======== Data shown ========

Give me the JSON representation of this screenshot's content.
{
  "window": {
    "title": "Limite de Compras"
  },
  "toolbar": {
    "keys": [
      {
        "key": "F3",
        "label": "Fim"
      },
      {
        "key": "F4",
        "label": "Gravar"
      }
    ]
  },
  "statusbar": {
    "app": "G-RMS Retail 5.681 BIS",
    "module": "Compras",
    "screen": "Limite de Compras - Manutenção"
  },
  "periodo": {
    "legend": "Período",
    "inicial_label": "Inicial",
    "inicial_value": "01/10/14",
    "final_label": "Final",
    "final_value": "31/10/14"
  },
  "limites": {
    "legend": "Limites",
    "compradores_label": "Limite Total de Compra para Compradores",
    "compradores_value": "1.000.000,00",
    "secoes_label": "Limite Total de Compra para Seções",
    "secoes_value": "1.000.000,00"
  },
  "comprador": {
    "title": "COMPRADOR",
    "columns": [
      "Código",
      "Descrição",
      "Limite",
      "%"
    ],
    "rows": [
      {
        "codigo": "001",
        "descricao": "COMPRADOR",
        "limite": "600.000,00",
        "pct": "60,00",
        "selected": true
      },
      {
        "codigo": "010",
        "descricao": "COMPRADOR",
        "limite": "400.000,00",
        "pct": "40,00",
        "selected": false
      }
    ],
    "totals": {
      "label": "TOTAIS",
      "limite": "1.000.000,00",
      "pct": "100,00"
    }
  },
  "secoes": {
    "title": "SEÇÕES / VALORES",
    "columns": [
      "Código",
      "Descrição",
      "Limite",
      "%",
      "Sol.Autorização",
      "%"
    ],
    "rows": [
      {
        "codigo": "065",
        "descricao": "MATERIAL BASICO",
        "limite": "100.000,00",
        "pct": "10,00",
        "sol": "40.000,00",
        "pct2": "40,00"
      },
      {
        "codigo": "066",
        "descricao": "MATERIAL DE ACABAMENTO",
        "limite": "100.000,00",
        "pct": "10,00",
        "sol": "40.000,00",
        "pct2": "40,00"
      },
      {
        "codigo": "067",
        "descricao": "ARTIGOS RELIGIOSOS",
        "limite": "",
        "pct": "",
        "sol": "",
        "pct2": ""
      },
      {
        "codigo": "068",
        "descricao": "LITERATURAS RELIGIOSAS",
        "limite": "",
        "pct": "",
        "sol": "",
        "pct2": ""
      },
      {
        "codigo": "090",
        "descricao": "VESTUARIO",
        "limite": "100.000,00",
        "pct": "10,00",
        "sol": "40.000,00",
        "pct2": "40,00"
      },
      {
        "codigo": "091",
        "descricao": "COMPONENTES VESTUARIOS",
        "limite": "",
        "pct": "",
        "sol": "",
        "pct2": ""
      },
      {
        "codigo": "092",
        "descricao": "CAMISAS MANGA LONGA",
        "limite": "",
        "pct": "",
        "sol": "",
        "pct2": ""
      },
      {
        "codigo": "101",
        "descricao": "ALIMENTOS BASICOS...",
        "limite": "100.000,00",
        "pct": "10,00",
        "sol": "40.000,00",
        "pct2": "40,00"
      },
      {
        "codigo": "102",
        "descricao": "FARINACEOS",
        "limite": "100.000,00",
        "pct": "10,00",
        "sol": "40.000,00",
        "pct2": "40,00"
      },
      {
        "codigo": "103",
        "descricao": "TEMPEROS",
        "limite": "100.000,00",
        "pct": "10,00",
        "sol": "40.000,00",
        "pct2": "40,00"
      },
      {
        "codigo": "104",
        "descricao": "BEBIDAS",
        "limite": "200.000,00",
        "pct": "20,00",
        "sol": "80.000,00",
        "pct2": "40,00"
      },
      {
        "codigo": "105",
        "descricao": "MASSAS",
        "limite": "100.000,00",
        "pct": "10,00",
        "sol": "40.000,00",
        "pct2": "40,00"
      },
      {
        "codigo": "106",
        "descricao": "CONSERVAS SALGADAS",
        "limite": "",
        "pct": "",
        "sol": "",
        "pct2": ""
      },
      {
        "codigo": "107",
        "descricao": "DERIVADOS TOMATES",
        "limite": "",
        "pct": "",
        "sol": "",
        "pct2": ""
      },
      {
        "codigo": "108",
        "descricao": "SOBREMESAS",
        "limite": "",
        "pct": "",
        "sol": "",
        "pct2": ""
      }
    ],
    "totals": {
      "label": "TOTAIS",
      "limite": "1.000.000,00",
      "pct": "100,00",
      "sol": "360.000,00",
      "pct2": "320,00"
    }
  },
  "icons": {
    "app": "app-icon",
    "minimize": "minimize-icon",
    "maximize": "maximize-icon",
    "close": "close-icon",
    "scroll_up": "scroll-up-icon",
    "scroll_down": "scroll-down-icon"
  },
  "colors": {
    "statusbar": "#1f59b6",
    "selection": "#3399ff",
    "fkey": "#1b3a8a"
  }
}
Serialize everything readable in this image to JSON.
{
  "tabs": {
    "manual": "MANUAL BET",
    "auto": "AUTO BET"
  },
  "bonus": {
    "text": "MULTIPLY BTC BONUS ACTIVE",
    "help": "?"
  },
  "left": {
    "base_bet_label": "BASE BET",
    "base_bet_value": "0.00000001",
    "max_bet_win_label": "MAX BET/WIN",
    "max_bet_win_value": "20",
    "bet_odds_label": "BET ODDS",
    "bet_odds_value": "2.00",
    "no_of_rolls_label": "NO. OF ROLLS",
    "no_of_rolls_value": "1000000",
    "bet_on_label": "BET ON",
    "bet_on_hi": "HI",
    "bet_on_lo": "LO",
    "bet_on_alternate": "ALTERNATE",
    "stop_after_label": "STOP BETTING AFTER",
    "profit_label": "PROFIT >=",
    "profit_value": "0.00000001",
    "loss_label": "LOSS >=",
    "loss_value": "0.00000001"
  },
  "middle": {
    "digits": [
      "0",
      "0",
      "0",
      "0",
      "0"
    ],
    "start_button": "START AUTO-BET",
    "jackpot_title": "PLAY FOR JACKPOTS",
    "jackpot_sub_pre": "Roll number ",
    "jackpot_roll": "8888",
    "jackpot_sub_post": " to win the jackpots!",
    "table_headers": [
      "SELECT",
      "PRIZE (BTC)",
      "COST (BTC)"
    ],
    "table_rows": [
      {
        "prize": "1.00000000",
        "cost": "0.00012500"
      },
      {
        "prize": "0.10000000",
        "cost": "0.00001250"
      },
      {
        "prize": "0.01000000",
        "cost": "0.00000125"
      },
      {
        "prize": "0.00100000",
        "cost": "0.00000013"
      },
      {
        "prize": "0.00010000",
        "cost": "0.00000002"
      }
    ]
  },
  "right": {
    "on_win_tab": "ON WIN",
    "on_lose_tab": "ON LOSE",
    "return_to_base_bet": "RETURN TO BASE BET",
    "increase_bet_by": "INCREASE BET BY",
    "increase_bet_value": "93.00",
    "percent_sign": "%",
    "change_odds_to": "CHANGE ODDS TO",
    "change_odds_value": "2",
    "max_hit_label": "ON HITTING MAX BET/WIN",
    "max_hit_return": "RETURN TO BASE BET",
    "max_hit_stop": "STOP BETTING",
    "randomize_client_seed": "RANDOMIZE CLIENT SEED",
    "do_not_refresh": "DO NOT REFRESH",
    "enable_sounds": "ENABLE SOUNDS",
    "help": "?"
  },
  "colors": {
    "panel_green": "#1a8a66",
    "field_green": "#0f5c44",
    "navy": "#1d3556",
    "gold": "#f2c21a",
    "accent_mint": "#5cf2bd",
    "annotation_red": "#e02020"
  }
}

========

What the exercise asks
Extract all lines as given.

The reply
Give me the JSON representation of this screenshot's content.
{
  "window": {
    "title": "Limite de Compras"
  },
  "toolbar": {
    "keys": [
      {
        "key": "F3",
        "label": "Fim"
      },
      {
        "key": "F4",
        "label": "Gravar"
      }
    ]
  },
  "statusbar": {
    "app": "G-RMS Retail 5.681 BIS",
    "module": "Compras",
    "screen": "Limite de Compras - Manutenção"
  },
  "periodo": {
    "legend": "Período",
    "inicial_label": "Inicial",
    "inicial_value": "01/10/14",
    "final_label": "Final",
    "final_value": "31/10/14"
  },
  "limites": {
    "legend": "Limites",
    "compradores_label": "Limite Total de Compra para Compradores",
    "compradores_value": "1.000.000,00",
    "secoes_label": "Limite Total de Compra para Seções",
    "secoes_value": "1.000.000,00"
  },
  "comprador": {
    "title": "COMPRADOR",
    "columns": [
      "Código",
      "Descrição",
      "Limite",
      "%"
    ],
    "rows": [
      {
        "codigo": "001",
        "descricao": "COMPRADOR",
        "limite": "600.000,00",
        "pct": "60,00",
        "selected": true
      },
      {
        "codigo": "010",
        "descricao": "COMPRADOR",
        "limite": "400.000,00",
        "pct": "40,00",
        "selected": false
      }
    ],
    "totals": {
      "label": "TOTAIS",
      "limite": "1.000.000,00",
      "pct": "100,00"
    }
  },
  "secoes": {
    "title": "SEÇÕES / VALORES",
    "columns": [
      "Código",
      "Descrição",
      "Limite",
      "%",
      "Sol.Autorização",
      "%"
    ],
    "rows": [
      {
        "codigo": "065",
        "descricao": "MATERIAL BASICO",
        "limite": "100.000,00",
        "pct": "10,00",
        "sol": "40.000,00",
        "pct2": "40,00"
      },
      {
        "codigo": "066",
        "descricao": "MATERIAL DE ACABAMENTO",
        "limite": "100.000,00",
        "pct": "10,00",
        "sol": "40.000,00",
        "pct2": "40,00"
      },
      {
        "codigo": "067",
        "descricao": "ARTIGOS RELIGIOSOS",
        "limite": "",
        "pct": "",
        "sol": "",
        "pct2": ""
      },
      {
        "codigo": "068",
        "descricao": "LITERATURAS RELIGIOSAS",
        "limite": "",
        "pct": "",
        "sol": "",
        "pct2": ""
      },
      {
        "codigo": "090",
        "descricao": "VESTUARIO",
        "limite": "100.000,00",
        "pct": "10,00",
        "sol": "40.000,00",
        "pct2": "40,00"
      },
      {
        "codigo": "091",
        "descricao": "COMPONENTES VESTUARIOS",
        "limite": "",
        "pct": "",
        "sol": "",
        "pct2": ""
      },
      {
        "codigo": "092",
        "descricao": "CAMISAS MANGA LONGA",
        "limite": "",
        "pct": "",
        "sol": "",
        "pct2": ""
      },
      {
        "codigo": "101",
        "descricao": "ALIMENTOS BASICOS...",
        "limite": "100.000,00",
        "pct": "10,00",
        "sol": "40.000,00",
        "pct2": "40,00"
      },
      {
        "codigo": "102",
        "descricao": "FARINACEOS",
        "limite": "100.000,00",
        "pct": "10,00",
        "sol": "40.000,00",
        "pct2": "40,00"
      },
      {
        "codigo": "103",
        "descricao": "TEMPEROS",
        "limite": "100.000,00",
        "pct": "10,00",
        "sol": "40.000,00",
        "pct2": "40,00"
      },
      {
        "codigo": "104",
        "descricao": "BEBIDAS",
        "limite": "200.000,00",
        "pct": "20,00",
        "sol": "80.000,00",
        "pct2": "40,00"
      },
      {
        "codigo": "105",
        "descricao": "MASSAS",
        "limite": "100.000,00",
        "pct": "10,00",
        "sol": "40.000,00",
        "pct2": "40,00"
      },
      {
        "codigo": "106",
        "descricao": "CONSERVAS SALGADAS",
        "limite": "",
        "pct": "",
        "sol": "",
        "pct2": ""
      },
      {
        "codigo": "107",
        "descricao": "DERIVADOS TOMATES",
        "limite": "",
        "pct": "",
        "sol": "",
        "pct2": ""
      },
      {
        "codigo": "108",
        "descricao": "SOBREMESAS",
        "limite": "",
        "pct": "",
        "sol": "",
        "pct2": ""
      }
    ],
    "totals": {
      "label": "TOTAIS",
      "limite": "1.000.000,00",
      "pct": "100,00",
      "sol": "360.000,00",
      "pct2": "320,00"
    }
  },
  "icons": {
    "app": "app-icon",
    "minimize": "minimize-icon",
    "maximize": "maximize-icon",
    "close": "close-icon",
    "scroll_up": "scroll-up-icon",
    "scroll_down": "scroll-down-icon"
  },
  "colors": {
    "statusbar": "#1f59b6",
    "selection": "#3399ff",
    "fkey": "#1b3a8a"
  }
}
Serialize everything readable in this image to JSON.
{
  "tabs": {
    "manual": "MANUAL BET",
    "auto": "AUTO BET"
  },
  "bonus": {
    "text": "MULTIPLY BTC BONUS ACTIVE",
    "help": "?"
  },
  "left": {
    "base_bet_label": "BASE BET",
    "base_bet_value": "0.00000001",
    "max_bet_win_label": "MAX BET/WIN",
    "max_bet_win_value": "20",
    "bet_odds_label": "BET ODDS",
    "bet_odds_value": "2.00",
    "no_of_rolls_label": "NO. OF ROLLS",
    "no_of_rolls_value": "1000000",
    "bet_on_label": "BET ON",
    "bet_on_hi": "HI",
    "bet_on_lo": "LO",
    "bet_on_alternate": "ALTERNATE",
    "stop_after_label": "STOP BETTING AFTER",
    "profit_label": "PROFIT >=",
    "profit_value": "0.00000001",
    "loss_label": "LOSS >=",
    "loss_value": "0.00000001"
  },
  "middle": {
    "digits": [
      "0",
      "0",
      "0",
      "0",
      "0"
    ],
    "start_button": "START AUTO-BET",
    "jackpot_title": "PLAY FOR JACKPOTS",
    "jackpot_sub_pre": "Roll number ",
    "jackpot_roll": "8888",
    "jackpot_sub_post": " to win the jackpots!",
    "table_headers": [
      "SELECT",
      "PRIZE (BTC)",
      "COST (BTC)"
    ],
    "table_rows": [
      {
        "prize": "1.00000000",
        "cost": "0.00012500"
      },
      {
        "prize": "0.10000000",
        "cost": "0.00001250"
      },
      {
        "prize": "0.01000000",
        "cost": "0.00000125"
      },
      {
        "prize": "0.00100000",
        "cost": "0.00000013"
      },
      {
        "prize": "0.00010000",
        "cost": "0.00000002"
      }
    ]
  },
  "right": {
    "on_win_tab": "ON WIN",
    "on_lose_tab": "ON LOSE",
    "return_to_base_bet": "RETURN TO BASE BET",
    "increase_bet_by": "INCREASE BET BY",
    "increase_bet_value": "93.00",
    "percent_sign": "%",
    "change_odds_to": "CHANGE ODDS TO",
    "change_odds_value": "2",
    "max_hit_label": "ON HITTING MAX BET/WIN",
    "max_hit_return": "RETURN TO BASE BET",
    "max_hit_stop": "STOP BETTING",
    "randomize_client_seed": "RANDOMIZE CLIENT SEED",
    "do_not_refresh": "DO NOT REFRESH",
    "enable_sounds": "ENABLE SOUNDS",
    "help": "?"
  },
  "colors": {
    "panel_green": "#1a8a66",
    "field_green": "#0f5c44",
    "navy": "#1d3556",
    "gold": "#f2c21a",
    "accent_mint": "#5cf2bd",
    "annotation_red": "#e02020"
  }
}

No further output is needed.